» AIM OF THE TASK
Keep the pictures out of the copy and print all the entries below exactly.

(Dataset entries on figures)
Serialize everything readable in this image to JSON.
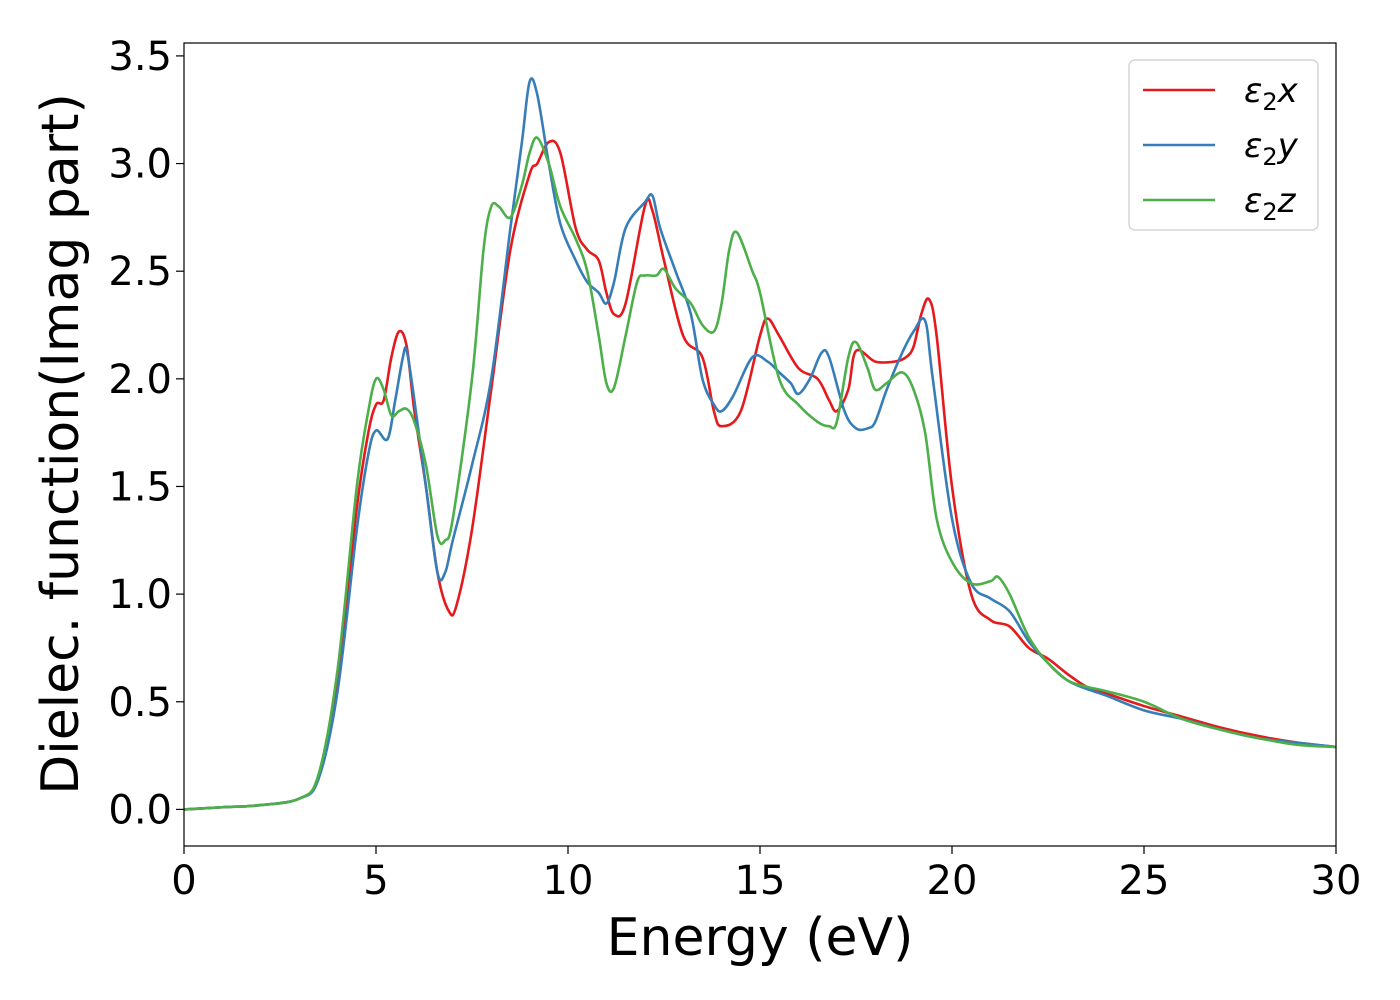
{
  "chart_data": {
    "type": "line",
    "xlabel": "Energy (eV)",
    "ylabel": "Dielec. function(Imag part)",
    "xlim": [
      0,
      30
    ],
    "ylim": [
      -0.17,
      3.56
    ],
    "xticks": [
      "0",
      "5",
      "10",
      "15",
      "20",
      "25",
      "30"
    ],
    "yticks": [
      "0.0",
      "0.5",
      "1.0",
      "1.5",
      "2.0",
      "2.5",
      "3.0",
      "3.5"
    ],
    "grid": false,
    "legend_position": "top-right",
    "series": [
      {
        "name": "ε₂x",
        "label_base": "ε",
        "label_sub": "2",
        "label_suffix": "x",
        "color": "#e41a1c",
        "x": [
          0,
          1,
          2,
          3,
          3.5,
          4,
          4.5,
          4.8,
          5.0,
          5.2,
          5.4,
          5.6,
          5.8,
          6.0,
          6.3,
          6.6,
          6.9,
          7.1,
          7.5,
          8.0,
          8.5,
          9.0,
          9.2,
          9.5,
          9.8,
          10.2,
          10.5,
          10.8,
          11.0,
          11.2,
          11.5,
          12.0,
          12.2,
          12.5,
          13.0,
          13.5,
          13.8,
          14.0,
          14.5,
          15.0,
          15.2,
          15.5,
          16.0,
          16.5,
          16.8,
          17.0,
          17.3,
          17.5,
          18.0,
          18.5,
          18.8,
          19.0,
          19.2,
          19.4,
          19.6,
          20.0,
          20.5,
          21.0,
          21.5,
          22.0,
          22.5,
          23.0,
          23.5,
          24.0,
          25.0,
          26.0,
          27.0,
          28.0,
          29.0,
          30.0
        ],
        "values": [
          0.0,
          0.01,
          0.02,
          0.05,
          0.15,
          0.6,
          1.4,
          1.75,
          1.88,
          1.9,
          2.1,
          2.22,
          2.15,
          1.85,
          1.5,
          1.1,
          0.92,
          0.95,
          1.3,
          1.95,
          2.6,
          2.95,
          3.0,
          3.1,
          3.05,
          2.7,
          2.6,
          2.55,
          2.4,
          2.3,
          2.35,
          2.8,
          2.78,
          2.55,
          2.2,
          2.1,
          1.85,
          1.78,
          1.85,
          2.2,
          2.28,
          2.2,
          2.05,
          2.0,
          1.9,
          1.85,
          1.95,
          2.13,
          2.08,
          2.08,
          2.1,
          2.15,
          2.3,
          2.37,
          2.2,
          1.5,
          1.0,
          0.88,
          0.85,
          0.75,
          0.7,
          0.63,
          0.57,
          0.54,
          0.48,
          0.43,
          0.38,
          0.34,
          0.31,
          0.29
        ]
      },
      {
        "name": "ε₂y",
        "label_base": "ε",
        "label_sub": "2",
        "label_suffix": "y",
        "color": "#377eb8",
        "x": [
          0,
          1,
          2,
          3,
          3.5,
          4,
          4.5,
          4.8,
          5.0,
          5.3,
          5.5,
          5.7,
          5.8,
          6.0,
          6.3,
          6.6,
          6.8,
          7.0,
          7.5,
          8.0,
          8.5,
          8.8,
          9.0,
          9.2,
          9.5,
          9.8,
          10.2,
          10.5,
          10.8,
          11.0,
          11.2,
          11.5,
          12.0,
          12.2,
          12.4,
          12.8,
          13.2,
          13.5,
          13.8,
          14.0,
          14.3,
          14.8,
          15.2,
          15.5,
          15.8,
          16.0,
          16.3,
          16.6,
          16.8,
          17.2,
          17.5,
          17.8,
          18.0,
          18.3,
          18.7,
          19.0,
          19.3,
          19.5,
          20.0,
          20.5,
          21.0,
          21.5,
          22.0,
          22.5,
          23.0,
          23.5,
          24.0,
          25.0,
          26.0,
          27.0,
          28.0,
          29.0,
          30.0
        ],
        "values": [
          0.0,
          0.01,
          0.02,
          0.05,
          0.14,
          0.55,
          1.3,
          1.65,
          1.76,
          1.72,
          1.9,
          2.1,
          2.13,
          1.9,
          1.5,
          1.1,
          1.1,
          1.25,
          1.6,
          2.0,
          2.7,
          3.1,
          3.38,
          3.32,
          3.0,
          2.72,
          2.55,
          2.45,
          2.4,
          2.35,
          2.45,
          2.7,
          2.82,
          2.85,
          2.7,
          2.5,
          2.3,
          2.0,
          1.88,
          1.85,
          1.92,
          2.1,
          2.08,
          2.03,
          1.98,
          1.93,
          2.0,
          2.12,
          2.1,
          1.85,
          1.77,
          1.77,
          1.8,
          1.95,
          2.12,
          2.22,
          2.27,
          2.0,
          1.35,
          1.05,
          0.98,
          0.92,
          0.78,
          0.68,
          0.6,
          0.56,
          0.53,
          0.46,
          0.42,
          0.37,
          0.33,
          0.31,
          0.29
        ]
      },
      {
        "name": "ε₂z",
        "label_base": "ε",
        "label_sub": "2",
        "label_suffix": "z",
        "color": "#4daf4a",
        "x": [
          0,
          1,
          2,
          3,
          3.5,
          4,
          4.5,
          4.8,
          5.0,
          5.2,
          5.4,
          5.6,
          5.8,
          6.0,
          6.3,
          6.6,
          6.8,
          7.0,
          7.5,
          7.8,
          8.0,
          8.2,
          8.5,
          8.8,
          9.0,
          9.2,
          9.5,
          9.8,
          10.2,
          10.5,
          10.8,
          11.0,
          11.2,
          11.5,
          11.8,
          12.0,
          12.3,
          12.5,
          12.8,
          13.2,
          13.5,
          13.8,
          14.0,
          14.2,
          14.4,
          14.8,
          15.0,
          15.5,
          16.0,
          16.5,
          16.8,
          17.0,
          17.3,
          17.5,
          17.8,
          18.0,
          18.3,
          18.7,
          19.0,
          19.3,
          19.6,
          20.0,
          20.5,
          21.0,
          21.2,
          21.5,
          22.0,
          22.5,
          23.0,
          23.5,
          24.0,
          25.0,
          26.0,
          27.0,
          28.0,
          29.0,
          30.0
        ],
        "values": [
          0.0,
          0.01,
          0.02,
          0.05,
          0.16,
          0.65,
          1.5,
          1.85,
          2.0,
          1.95,
          1.83,
          1.85,
          1.86,
          1.8,
          1.6,
          1.27,
          1.25,
          1.35,
          2.0,
          2.6,
          2.8,
          2.8,
          2.75,
          2.9,
          3.05,
          3.12,
          3.0,
          2.8,
          2.65,
          2.5,
          2.2,
          1.98,
          1.96,
          2.2,
          2.45,
          2.48,
          2.48,
          2.51,
          2.42,
          2.35,
          2.25,
          2.22,
          2.35,
          2.6,
          2.68,
          2.5,
          2.4,
          2.0,
          1.88,
          1.8,
          1.78,
          1.8,
          2.1,
          2.17,
          2.05,
          1.95,
          1.98,
          2.03,
          1.95,
          1.75,
          1.35,
          1.15,
          1.05,
          1.06,
          1.08,
          1.0,
          0.8,
          0.68,
          0.6,
          0.57,
          0.55,
          0.5,
          0.42,
          0.37,
          0.33,
          0.3,
          0.29
        ]
      }
    ]
  }
}
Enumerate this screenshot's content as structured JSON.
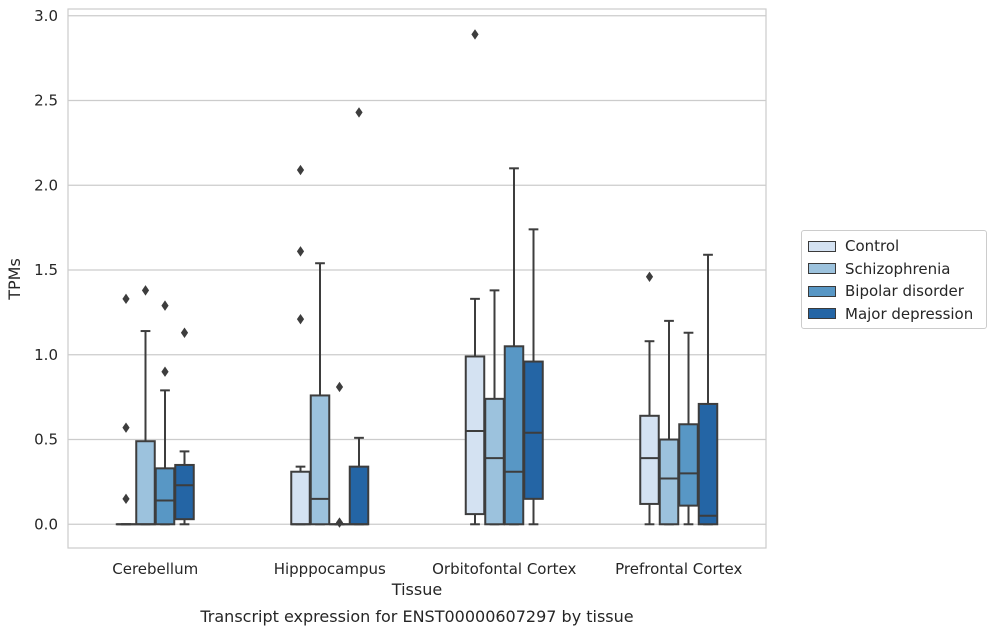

» TASK RESPONSE
Serialize everything readable in this image to JSON.
{
  "chart_data": {
    "type": "line",
    "xlabel": "Energy (eV)",
    "ylabel": "Dielec. function(Imag part)",
    "xlim": [
      0,
      30
    ],
    "ylim": [
      -0.17,
      3.56
    ],
    "xticks": [
      "0",
      "5",
      "10",
      "15",
      "20",
      "25",
      "30"
    ],
    "yticks": [
      "0.0",
      "0.5",
      "1.0",
      "1.5",
      "2.0",
      "2.5",
      "3.0",
      "3.5"
    ],
    "grid": false,
    "legend_position": "top-right",
    "series": [
      {
        "name": "ε₂x",
        "label_base": "ε",
        "label_sub": "2",
        "label_suffix": "x",
        "color": "#e41a1c",
        "x": [
          0,
          1,
          2,
          3,
          3.5,
          4,
          4.5,
          4.8,
          5.0,
          5.2,
          5.4,
          5.6,
          5.8,
          6.0,
          6.3,
          6.6,
          6.9,
          7.1,
          7.5,
          8.0,
          8.5,
          9.0,
          9.2,
          9.5,
          9.8,
          10.2,
          10.5,
          10.8,
          11.0,
          11.2,
          11.5,
          12.0,
          12.2,
          12.5,
          13.0,
          13.5,
          13.8,
          14.0,
          14.5,
          15.0,
          15.2,
          15.5,
          16.0,
          16.5,
          16.8,
          17.0,
          17.3,
          17.5,
          18.0,
          18.5,
          18.8,
          19.0,
          19.2,
          19.4,
          19.6,
          20.0,
          20.5,
          21.0,
          21.5,
          22.0,
          22.5,
          23.0,
          23.5,
          24.0,
          25.0,
          26.0,
          27.0,
          28.0,
          29.0,
          30.0
        ],
        "values": [
          0.0,
          0.01,
          0.02,
          0.05,
          0.15,
          0.6,
          1.4,
          1.75,
          1.88,
          1.9,
          2.1,
          2.22,
          2.15,
          1.85,
          1.5,
          1.1,
          0.92,
          0.95,
          1.3,
          1.95,
          2.6,
          2.95,
          3.0,
          3.1,
          3.05,
          2.7,
          2.6,
          2.55,
          2.4,
          2.3,
          2.35,
          2.8,
          2.78,
          2.55,
          2.2,
          2.1,
          1.85,
          1.78,
          1.85,
          2.2,
          2.28,
          2.2,
          2.05,
          2.0,
          1.9,
          1.85,
          1.95,
          2.13,
          2.08,
          2.08,
          2.1,
          2.15,
          2.3,
          2.37,
          2.2,
          1.5,
          1.0,
          0.88,
          0.85,
          0.75,
          0.7,
          0.63,
          0.57,
          0.54,
          0.48,
          0.43,
          0.38,
          0.34,
          0.31,
          0.29
        ]
      },
      {
        "name": "ε₂y",
        "label_base": "ε",
        "label_sub": "2",
        "label_suffix": "y",
        "color": "#377eb8",
        "x": [
          0,
          1,
          2,
          3,
          3.5,
          4,
          4.5,
          4.8,
          5.0,
          5.3,
          5.5,
          5.7,
          5.8,
          6.0,
          6.3,
          6.6,
          6.8,
          7.0,
          7.5,
          8.0,
          8.5,
          8.8,
          9.0,
          9.2,
          9.5,
          9.8,
          10.2,
          10.5,
          10.8,
          11.0,
          11.2,
          11.5,
          12.0,
          12.2,
          12.4,
          12.8,
          13.2,
          13.5,
          13.8,
          14.0,
          14.3,
          14.8,
          15.2,
          15.5,
          15.8,
          16.0,
          16.3,
          16.6,
          16.8,
          17.2,
          17.5,
          17.8,
          18.0,
          18.3,
          18.7,
          19.0,
          19.3,
          19.5,
          20.0,
          20.5,
          21.0,
          21.5,
          22.0,
          22.5,
          23.0,
          23.5,
          24.0,
          25.0,
          26.0,
          27.0,
          28.0,
          29.0,
          30.0
        ],
        "values": [
          0.0,
          0.01,
          0.02,
          0.05,
          0.14,
          0.55,
          1.3,
          1.65,
          1.76,
          1.72,
          1.9,
          2.1,
          2.13,
          1.9,
          1.5,
          1.1,
          1.1,
          1.25,
          1.6,
          2.0,
          2.7,
          3.1,
          3.38,
          3.32,
          3.0,
          2.72,
          2.55,
          2.45,
          2.4,
          2.35,
          2.45,
          2.7,
          2.82,
          2.85,
          2.7,
          2.5,
          2.3,
          2.0,
          1.88,
          1.85,
          1.92,
          2.1,
          2.08,
          2.03,
          1.98,
          1.93,
          2.0,
          2.12,
          2.1,
          1.85,
          1.77,
          1.77,
          1.8,
          1.95,
          2.12,
          2.22,
          2.27,
          2.0,
          1.35,
          1.05,
          0.98,
          0.92,
          0.78,
          0.68,
          0.6,
          0.56,
          0.53,
          0.46,
          0.42,
          0.37,
          0.33,
          0.31,
          0.29
        ]
      },
      {
        "name": "ε₂z",
        "label_base": "ε",
        "label_sub": "2",
        "label_suffix": "z",
        "color": "#4daf4a",
        "x": [
          0,
          1,
          2,
          3,
          3.5,
          4,
          4.5,
          4.8,
          5.0,
          5.2,
          5.4,
          5.6,
          5.8,
          6.0,
          6.3,
          6.6,
          6.8,
          7.0,
          7.5,
          7.8,
          8.0,
          8.2,
          8.5,
          8.8,
          9.0,
          9.2,
          9.5,
          9.8,
          10.2,
          10.5,
          10.8,
          11.0,
          11.2,
          11.5,
          11.8,
          12.0,
          12.3,
          12.5,
          12.8,
          13.2,
          13.5,
          13.8,
          14.0,
          14.2,
          14.4,
          14.8,
          15.0,
          15.5,
          16.0,
          16.5,
          16.8,
          17.0,
          17.3,
          17.5,
          17.8,
          18.0,
          18.3,
          18.7,
          19.0,
          19.3,
          19.6,
          20.0,
          20.5,
          21.0,
          21.2,
          21.5,
          22.0,
          22.5,
          23.0,
          23.5,
          24.0,
          25.0,
          26.0,
          27.0,
          28.0,
          29.0,
          30.0
        ],
        "values": [
          0.0,
          0.01,
          0.02,
          0.05,
          0.16,
          0.65,
          1.5,
          1.85,
          2.0,
          1.95,
          1.83,
          1.85,
          1.86,
          1.8,
          1.6,
          1.27,
          1.25,
          1.35,
          2.0,
          2.6,
          2.8,
          2.8,
          2.75,
          2.9,
          3.05,
          3.12,
          3.0,
          2.8,
          2.65,
          2.5,
          2.2,
          1.98,
          1.96,
          2.2,
          2.45,
          2.48,
          2.48,
          2.51,
          2.42,
          2.35,
          2.25,
          2.22,
          2.35,
          2.6,
          2.68,
          2.5,
          2.4,
          2.0,
          1.88,
          1.8,
          1.78,
          1.8,
          2.1,
          2.17,
          2.05,
          1.95,
          1.98,
          2.03,
          1.95,
          1.75,
          1.35,
          1.15,
          1.05,
          1.06,
          1.08,
          1.0,
          0.8,
          0.68,
          0.6,
          0.57,
          0.55,
          0.5,
          0.42,
          0.37,
          0.33,
          0.3,
          0.29
        ]
      }
    ]
  }
}
Enumerate this screenshot's content as structured JSON.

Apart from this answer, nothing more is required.